▸ **Problem details**: Keep only the lines where "为直径的圆与" appears.

::: Record list

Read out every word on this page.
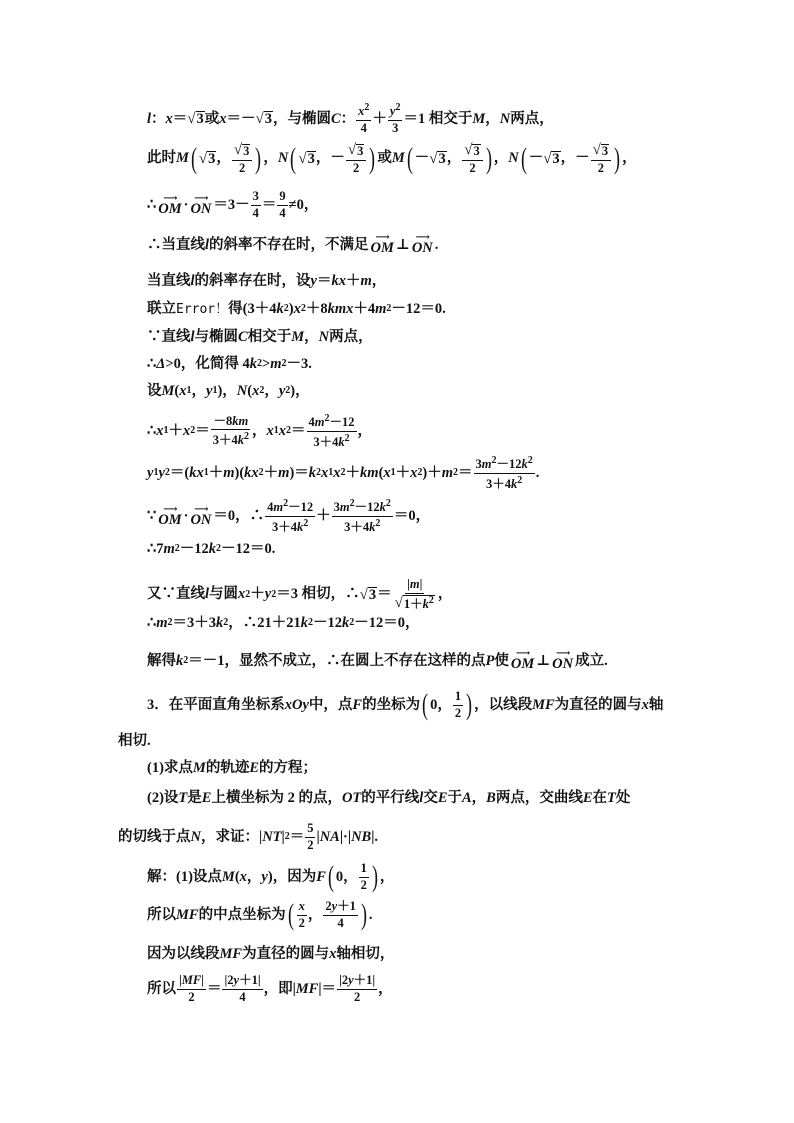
l ： x ＝ √ 3 或 x ＝－ √ 3 ，与椭圆 C ： $\frac{x^2}{4} + \frac{y^2}{3} =1$ 相交于 M ， N 两点，
此时 M ( √ 3 ， $\frac{√ 3}{2}$ ) ， N ( √ 3 ，－ $\frac{√ 3}{2}$ ) 或 M ( － √ 3 ， $\frac{√ 3}{2}$ ) ， N ( － √ 3 ，－ $\frac{√ 3}{2}$ ) ，
∴ ⟶
OM · ⟶
ON $=3- \frac{3}{4} = \frac{9}{4} \ne 0$，
∴当直线 l 的斜率不存在时，不满足 ⟶
OM ⊥ ⟶
ON .
当直线 l 的斜率存在时，设 y ＝ kx ＋ m ，
联立 Error！ 得(3＋4 k 2 ) x 2 ＋8 kmx ＋4 m 2 －12＝0.
∵直线 l 与椭圆 C 相交于 M ， N 两点，
∴ Δ >0，化简得 4 k 2 > m 2 －3.
设 M ( x 1 ， y 1 )， N ( x 2 ， y 2 )，
∴ x 1 ＋ x $2 = \frac{-8km}{3+4k^2}$ ， x 1 x $2 = \frac{4m^2-12}{3+4k^2}$ ，
y 1 y 2 ＝( kx 1 ＋ m )( kx 2 ＋ m )＝ k 2 x 1 x 2 ＋ km ( x 1 ＋ x 2 )＋ m $2 = \frac{3m^2-12k^2}{3+4k^2}$ .
∵ ⟶
OM · ⟶
ON ＝0，∴ $\frac{4m^2-12}{3+4k^2} + \frac{3m^2-12k^2}{3+4k^2} =0$，
∴7 m 2 －12 k 2 －12＝0.
又∵直线 l 与圆 x 2 ＋ y 2 ＝3 相切，∴ √ $3 = \frac{|m|}{√ 1+k^2}$ ，
∴ m 2 ＝3＋3 k 2 ，∴21＋21 k 2 －12 k 2 －12＝0，
解得 k 2 ＝－1，显然不成立，∴在圆上不存在这样的点 P 使 ⟶
OM ⊥ ⟶
ON 成立.
3．在平面直角坐标系 xOy 中，点 F 的坐标为 ( 0， $\frac{1}{2}$ ) ，以线段 MF 为直径的圆与 x 轴
相切.
(1)求点 M 的轨迹 E 的方程；
(2)设 T 是 E 上横坐标为 2 的点， OT 的平行线 l 交 E 于 A ， B 两点，交曲线 E 在 T 处
的切线于点 N ，求证：| NT | $2 = \frac{5}{2}$ | NA |·| NB |.
解：(1)设点 M ( x ， y )，因为 F ( 0， $\frac{1}{2}$ ) ，
所以 MF 的中点坐标为 ( $\frac{x}{2}$ ， $\frac{2y+1}{4}$ ) .
因为以线段 MF 为直径的圆与 x 轴相切，
所以 $\frac{|MF|}{2} = \frac{|2y+1|}{4}$ ，即| MF |＝ $\frac{|2y+1|}{2}$ ，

::::::

▸ **Expected answer**:
3．在平面直角坐标系 xOy 中，点 F 的坐标为 ( 0， $\frac{1}{2}$ ) ，以线段 MF 为直径的圆与 x 轴
因为以线段 MF 为直径的圆与 x 轴相切，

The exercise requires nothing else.